● TASK STATEMENT
Reproduce the entries word for word, and omit any picture you find in them.

● EXCERPTED RECORDS
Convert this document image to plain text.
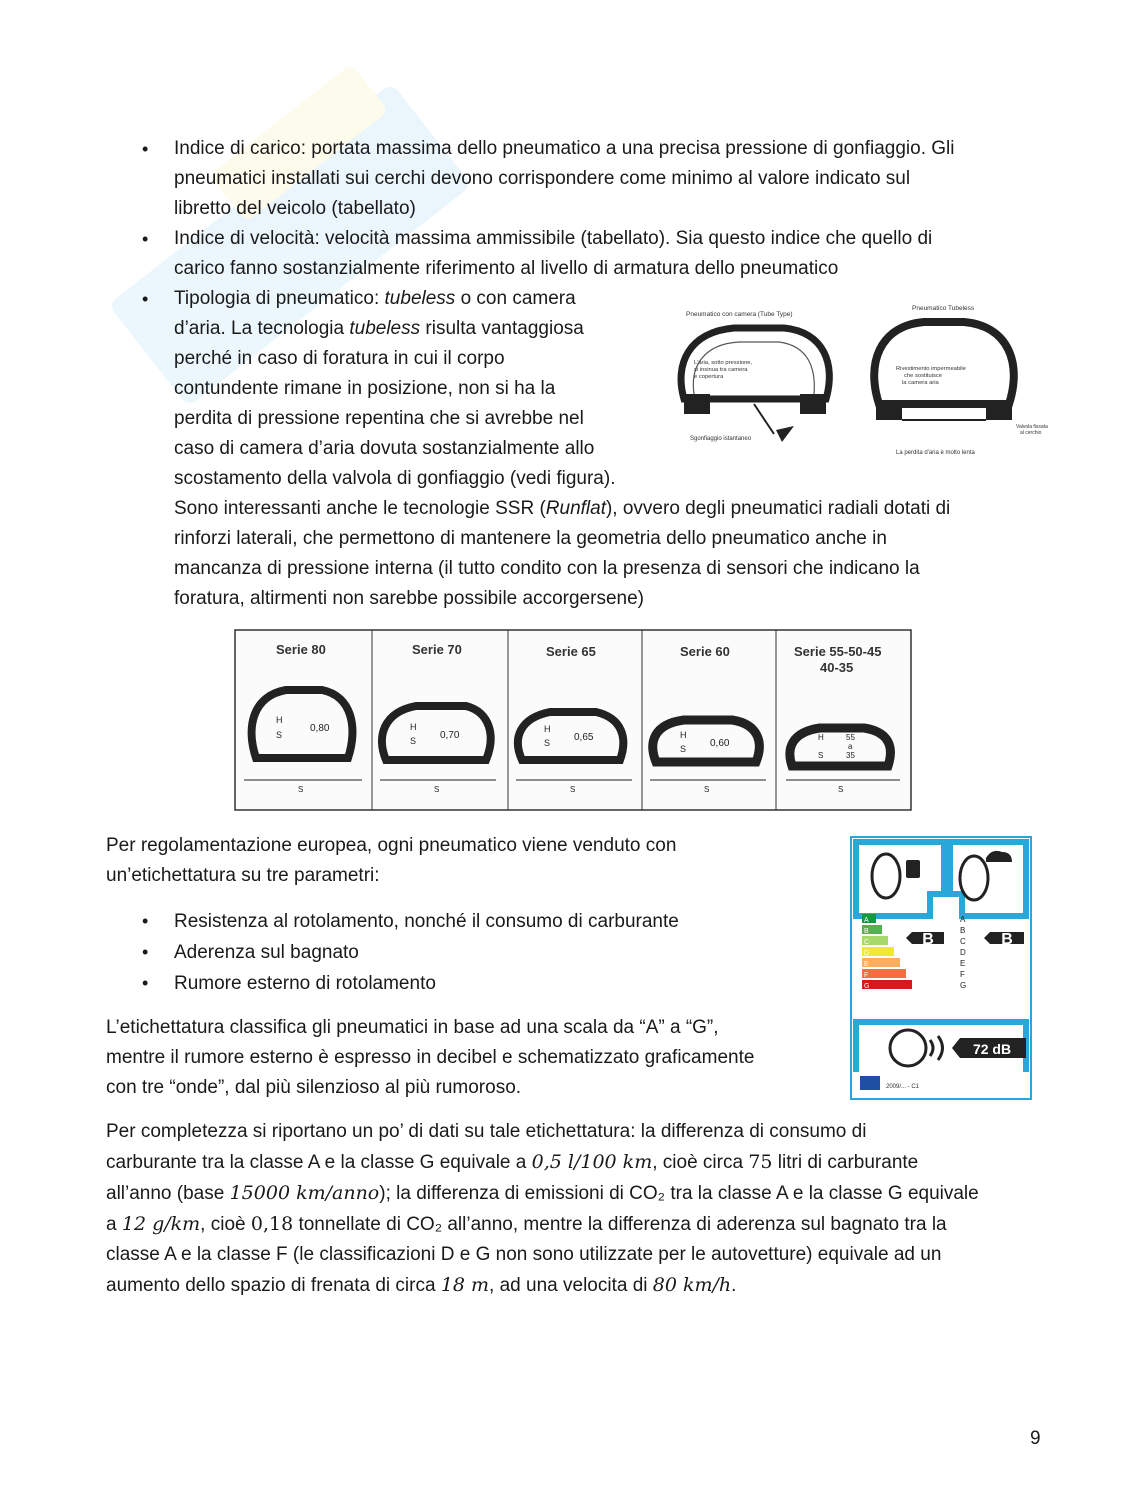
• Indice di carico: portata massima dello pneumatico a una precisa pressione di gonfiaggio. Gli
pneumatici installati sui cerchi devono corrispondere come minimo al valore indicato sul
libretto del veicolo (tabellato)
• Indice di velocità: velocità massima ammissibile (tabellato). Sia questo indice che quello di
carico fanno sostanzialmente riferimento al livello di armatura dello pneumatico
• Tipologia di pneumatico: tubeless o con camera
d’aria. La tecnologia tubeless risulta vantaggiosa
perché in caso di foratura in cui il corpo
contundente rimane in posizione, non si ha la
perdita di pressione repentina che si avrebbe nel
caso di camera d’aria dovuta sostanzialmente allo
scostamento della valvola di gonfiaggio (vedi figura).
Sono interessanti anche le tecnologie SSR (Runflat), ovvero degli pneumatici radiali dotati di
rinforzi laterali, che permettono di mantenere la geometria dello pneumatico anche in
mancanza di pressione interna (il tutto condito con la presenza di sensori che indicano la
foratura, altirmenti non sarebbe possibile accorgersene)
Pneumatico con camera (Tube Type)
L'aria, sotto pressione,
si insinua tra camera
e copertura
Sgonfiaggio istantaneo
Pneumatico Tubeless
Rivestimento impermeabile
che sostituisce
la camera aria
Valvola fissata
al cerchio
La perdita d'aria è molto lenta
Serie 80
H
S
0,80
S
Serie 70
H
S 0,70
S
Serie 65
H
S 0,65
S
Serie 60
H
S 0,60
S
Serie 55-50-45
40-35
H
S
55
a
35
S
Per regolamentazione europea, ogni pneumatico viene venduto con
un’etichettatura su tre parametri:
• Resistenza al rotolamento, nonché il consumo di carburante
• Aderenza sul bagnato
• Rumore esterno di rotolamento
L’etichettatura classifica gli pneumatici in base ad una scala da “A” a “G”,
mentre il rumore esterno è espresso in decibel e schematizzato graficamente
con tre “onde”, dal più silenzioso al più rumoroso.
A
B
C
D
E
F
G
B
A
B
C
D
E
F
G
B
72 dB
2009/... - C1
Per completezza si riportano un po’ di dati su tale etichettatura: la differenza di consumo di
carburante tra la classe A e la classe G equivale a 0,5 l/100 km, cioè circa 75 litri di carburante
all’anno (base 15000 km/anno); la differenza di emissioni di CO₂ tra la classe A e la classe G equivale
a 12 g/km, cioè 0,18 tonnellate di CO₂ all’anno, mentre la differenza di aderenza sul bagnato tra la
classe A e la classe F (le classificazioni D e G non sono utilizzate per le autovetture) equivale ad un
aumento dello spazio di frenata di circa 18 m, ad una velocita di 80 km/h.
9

● SOLUTION FOR THIS EXERCISE
Convert this document image to plain text.
• Indice di carico: portata massima dello pneumatico a una precisa pressione di gonfiaggio. Gli
pneumatici installati sui cerchi devono corrispondere come minimo al valore indicato sul
libretto del veicolo (tabellato)
• Indice di velocità: velocità massima ammissibile (tabellato). Sia questo indice che quello di
carico fanno sostanzialmente riferimento al livello di armatura dello pneumatico
• Tipologia di pneumatico: tubeless o con camera
d’aria. La tecnologia tubeless risulta vantaggiosa
perché in caso di foratura in cui il corpo
contundente rimane in posizione, non si ha la
perdita di pressione repentina che si avrebbe nel
caso di camera d’aria dovuta sostanzialmente allo
scostamento della valvola di gonfiaggio (vedi figura).
Sono interessanti anche le tecnologie SSR (Runflat), ovvero degli pneumatici radiali dotati di
rinforzi laterali, che permettono di mantenere la geometria dello pneumatico anche in
mancanza di pressione interna (il tutto condito con la presenza di sensori che indicano la
foratura, altirmenti non sarebbe possibile accorgersene)
Pneumatico con camera (Tube Type)
L'aria, sotto pressione,
si insinua tra camera
e copertura
Sgonfiaggio istantaneo
Pneumatico Tubeless
Rivestimento impermeabile
che sostituisce
la camera aria
Valvola fissata
al cerchio
La perdita d'aria è molto lenta
Serie 80
H
S
0,80
S
Serie 70
H
S 0,70
S
Serie 65
H
S 0,65
S
Serie 60
H
S 0,60
S
Serie 55-50-45
40-35
H
S
55
a
35
S
Per regolamentazione europea, ogni pneumatico viene venduto con
un’etichettatura su tre parametri:
• Resistenza al rotolamento, nonché il consumo di carburante
• Aderenza sul bagnato
• Rumore esterno di rotolamento
L’etichettatura classifica gli pneumatici in base ad una scala da “A” a “G”,
mentre il rumore esterno è espresso in decibel e schematizzato graficamente
con tre “onde”, dal più silenzioso al più rumoroso.
A
B
C
D
E
F
G
B
A
B
C
D
E
F
G
B
72 dB
2009/... - C1
Per completezza si riportano un po’ di dati su tale etichettatura: la differenza di consumo di
carburante tra la classe A e la classe G equivale a 0,5 l/100 km, cioè circa 75 litri di carburante
all’anno (base 15000 km/anno); la differenza di emissioni di CO₂ tra la classe A e la classe G equivale
a 12 g/km, cioè 0,18 tonnellate di CO₂ all’anno, mentre la differenza di aderenza sul bagnato tra la
classe A e la classe F (le classificazioni D e G non sono utilizzate per le autovetture) equivale ad un
aumento dello spazio di frenata di circa 18 m, ad una velocita di 80 km/h.
9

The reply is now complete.